>> start Raw data
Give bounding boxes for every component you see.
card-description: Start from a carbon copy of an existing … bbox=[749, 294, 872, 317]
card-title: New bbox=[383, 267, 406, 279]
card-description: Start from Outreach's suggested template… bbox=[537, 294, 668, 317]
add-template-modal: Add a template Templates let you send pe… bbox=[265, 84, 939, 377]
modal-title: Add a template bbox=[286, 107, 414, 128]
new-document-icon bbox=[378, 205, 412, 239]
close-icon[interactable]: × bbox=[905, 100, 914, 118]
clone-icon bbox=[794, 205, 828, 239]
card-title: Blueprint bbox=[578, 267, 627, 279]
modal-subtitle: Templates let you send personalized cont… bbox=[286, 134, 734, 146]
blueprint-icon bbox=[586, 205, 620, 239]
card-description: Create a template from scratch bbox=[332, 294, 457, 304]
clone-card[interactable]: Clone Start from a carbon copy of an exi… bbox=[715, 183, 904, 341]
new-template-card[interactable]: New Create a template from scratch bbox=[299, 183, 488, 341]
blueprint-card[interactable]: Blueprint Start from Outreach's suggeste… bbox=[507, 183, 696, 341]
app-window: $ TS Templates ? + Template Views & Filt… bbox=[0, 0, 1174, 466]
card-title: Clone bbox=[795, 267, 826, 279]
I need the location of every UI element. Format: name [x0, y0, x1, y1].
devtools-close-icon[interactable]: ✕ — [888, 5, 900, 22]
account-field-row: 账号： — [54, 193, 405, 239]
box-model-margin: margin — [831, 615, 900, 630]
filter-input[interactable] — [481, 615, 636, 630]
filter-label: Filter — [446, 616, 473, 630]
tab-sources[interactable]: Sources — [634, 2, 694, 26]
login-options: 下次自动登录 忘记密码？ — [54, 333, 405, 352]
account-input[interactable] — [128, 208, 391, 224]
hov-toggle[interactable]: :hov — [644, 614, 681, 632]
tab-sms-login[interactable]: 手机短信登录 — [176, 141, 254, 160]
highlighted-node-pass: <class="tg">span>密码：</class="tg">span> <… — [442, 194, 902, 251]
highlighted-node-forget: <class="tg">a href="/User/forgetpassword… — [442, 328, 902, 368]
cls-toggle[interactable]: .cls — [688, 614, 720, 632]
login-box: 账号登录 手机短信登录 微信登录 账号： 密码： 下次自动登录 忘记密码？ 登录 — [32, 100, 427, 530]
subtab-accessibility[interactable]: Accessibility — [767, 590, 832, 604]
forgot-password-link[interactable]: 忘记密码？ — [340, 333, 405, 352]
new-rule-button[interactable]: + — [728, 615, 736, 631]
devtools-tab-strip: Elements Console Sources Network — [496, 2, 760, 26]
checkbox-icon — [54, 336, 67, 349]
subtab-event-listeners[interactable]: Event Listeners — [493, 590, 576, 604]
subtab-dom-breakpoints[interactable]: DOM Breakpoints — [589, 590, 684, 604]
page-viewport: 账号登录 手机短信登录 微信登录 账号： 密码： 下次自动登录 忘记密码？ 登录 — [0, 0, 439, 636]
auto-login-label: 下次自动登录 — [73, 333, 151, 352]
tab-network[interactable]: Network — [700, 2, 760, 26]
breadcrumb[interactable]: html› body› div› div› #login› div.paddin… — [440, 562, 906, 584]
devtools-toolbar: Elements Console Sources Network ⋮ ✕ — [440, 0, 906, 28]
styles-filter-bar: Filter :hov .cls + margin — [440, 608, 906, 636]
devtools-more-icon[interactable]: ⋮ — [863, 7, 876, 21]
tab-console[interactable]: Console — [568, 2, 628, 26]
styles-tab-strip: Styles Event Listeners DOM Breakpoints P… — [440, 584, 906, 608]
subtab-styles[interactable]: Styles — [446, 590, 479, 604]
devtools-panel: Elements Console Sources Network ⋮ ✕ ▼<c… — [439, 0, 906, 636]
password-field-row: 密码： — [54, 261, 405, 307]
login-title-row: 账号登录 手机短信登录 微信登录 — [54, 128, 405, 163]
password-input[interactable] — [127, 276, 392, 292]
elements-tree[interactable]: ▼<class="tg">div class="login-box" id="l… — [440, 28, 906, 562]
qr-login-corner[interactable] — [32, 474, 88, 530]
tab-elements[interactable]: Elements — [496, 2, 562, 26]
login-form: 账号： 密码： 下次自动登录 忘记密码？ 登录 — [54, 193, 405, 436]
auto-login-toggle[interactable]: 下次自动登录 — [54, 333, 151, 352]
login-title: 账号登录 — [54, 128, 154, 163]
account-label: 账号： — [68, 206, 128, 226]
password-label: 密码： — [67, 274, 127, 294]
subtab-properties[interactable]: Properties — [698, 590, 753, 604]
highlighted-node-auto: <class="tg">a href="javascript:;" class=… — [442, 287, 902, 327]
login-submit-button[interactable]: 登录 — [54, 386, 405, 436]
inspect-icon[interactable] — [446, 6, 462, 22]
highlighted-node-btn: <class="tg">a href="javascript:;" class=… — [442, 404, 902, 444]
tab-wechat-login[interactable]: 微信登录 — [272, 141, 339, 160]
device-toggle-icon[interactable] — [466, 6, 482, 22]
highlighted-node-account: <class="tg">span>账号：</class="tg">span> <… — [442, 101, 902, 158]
>> end Raw data
Exercise requirements
Reproduce these rows line for line, changing nothing.

Exercise solution
Give bounding boxes for every component you see.
card-description: Start from a carbon copy of an existing … bbox=[749, 294, 872, 317]
card-title: New bbox=[383, 267, 406, 279]
card-description: Start from Outreach's suggested template… bbox=[537, 294, 668, 317]
add-template-modal: Add a template Templates let you send pe… bbox=[265, 84, 939, 377]
modal-title: Add a template bbox=[286, 107, 414, 128]
new-document-icon bbox=[378, 205, 412, 239]
close-icon[interactable]: × bbox=[905, 100, 914, 118]
clone-icon bbox=[794, 205, 828, 239]
card-title: Blueprint bbox=[578, 267, 627, 279]
modal-subtitle: Templates let you send personalized cont… bbox=[286, 134, 734, 146]
blueprint-icon bbox=[586, 205, 620, 239]
card-description: Create a template from scratch bbox=[332, 294, 457, 304]
clone-card[interactable]: Clone Start from a carbon copy of an exi… bbox=[715, 183, 904, 341]
new-template-card[interactable]: New Create a template from scratch bbox=[299, 183, 488, 341]
blueprint-card[interactable]: Blueprint Start from Outreach's suggeste… bbox=[507, 183, 696, 341]
app-window: $ TS Templates ? + Template Views & Filt… bbox=[0, 0, 1174, 466]
card-title: Clone bbox=[795, 267, 826, 279]
I need the location of every UI element. Format: name [x0, y0, x1, y1].
devtools-close-icon[interactable]: ✕ — [888, 5, 900, 22]
account-field-row: 账号： — [54, 193, 405, 239]
box-model-margin: margin — [831, 615, 900, 630]
filter-input[interactable] — [481, 615, 636, 630]
filter-label: Filter — [446, 616, 473, 630]
tab-sources[interactable]: Sources — [634, 2, 694, 26]
login-options: 下次自动登录 忘记密码？ — [54, 333, 405, 352]
account-input[interactable] — [128, 208, 391, 224]
hov-toggle[interactable]: :hov — [644, 614, 681, 632]
tab-sms-login[interactable]: 手机短信登录 — [176, 141, 254, 160]
highlighted-node-pass: <class="tg">span>密码：</class="tg">span> <… — [442, 194, 902, 251]
highlighted-node-forget: <class="tg">a href="/User/forgetpassword… — [442, 328, 902, 368]
cls-toggle[interactable]: .cls — [688, 614, 720, 632]
login-box: 账号登录 手机短信登录 微信登录 账号： 密码： 下次自动登录 忘记密码？ 登录 — [32, 100, 427, 530]
subtab-accessibility[interactable]: Accessibility — [767, 590, 832, 604]
forgot-password-link[interactable]: 忘记密码？ — [340, 333, 405, 352]
new-rule-button[interactable]: + — [728, 615, 736, 631]
devtools-tab-strip: Elements Console Sources Network — [496, 2, 760, 26]
checkbox-icon — [54, 336, 67, 349]
subtab-event-listeners[interactable]: Event Listeners — [493, 590, 576, 604]
subtab-dom-breakpoints[interactable]: DOM Breakpoints — [589, 590, 684, 604]
page-viewport: 账号登录 手机短信登录 微信登录 账号： 密码： 下次自动登录 忘记密码？ 登录 — [0, 0, 439, 636]
auto-login-label: 下次自动登录 — [73, 333, 151, 352]
tab-network[interactable]: Network — [700, 2, 760, 26]
breadcrumb[interactable]: html› body› div› div› #login› div.paddin… — [440, 562, 906, 584]
devtools-toolbar: Elements Console Sources Network ⋮ ✕ — [440, 0, 906, 28]
styles-filter-bar: Filter :hov .cls + margin — [440, 608, 906, 636]
devtools-more-icon[interactable]: ⋮ — [863, 7, 876, 21]
tab-console[interactable]: Console — [568, 2, 628, 26]
styles-tab-strip: Styles Event Listeners DOM Breakpoints P… — [440, 584, 906, 608]
subtab-styles[interactable]: Styles — [446, 590, 479, 604]
devtools-panel: Elements Console Sources Network ⋮ ✕ ▼<c… — [439, 0, 906, 636]
password-field-row: 密码： — [54, 261, 405, 307]
login-title-row: 账号登录 手机短信登录 微信登录 — [54, 128, 405, 163]
password-input[interactable] — [127, 276, 392, 292]
elements-tree[interactable]: ▼<class="tg">div class="login-box" id="l… — [440, 28, 906, 562]
qr-login-corner[interactable] — [32, 474, 88, 530]
tab-elements[interactable]: Elements — [496, 2, 562, 26]
login-form: 账号： 密码： 下次自动登录 忘记密码？ 登录 — [54, 193, 405, 436]
auto-login-toggle[interactable]: 下次自动登录 — [54, 333, 151, 352]
login-title: 账号登录 — [54, 128, 154, 163]
account-label: 账号： — [68, 206, 128, 226]
password-label: 密码： — [67, 274, 127, 294]
subtab-properties[interactable]: Properties — [698, 590, 753, 604]
highlighted-node-auto: <class="tg">a href="javascript:;" class=… — [442, 287, 902, 327]
login-submit-button[interactable]: 登录 — [54, 386, 405, 436]
inspect-icon[interactable] — [446, 6, 462, 22]
highlighted-node-btn: <class="tg">a href="javascript:;" class=… — [442, 404, 902, 444]
tab-wechat-login[interactable]: 微信登录 — [272, 141, 339, 160]
device-toggle-icon[interactable] — [466, 6, 482, 22]
highlighted-node-account: <class="tg">span>账号：</class="tg">span> <… — [442, 101, 902, 158]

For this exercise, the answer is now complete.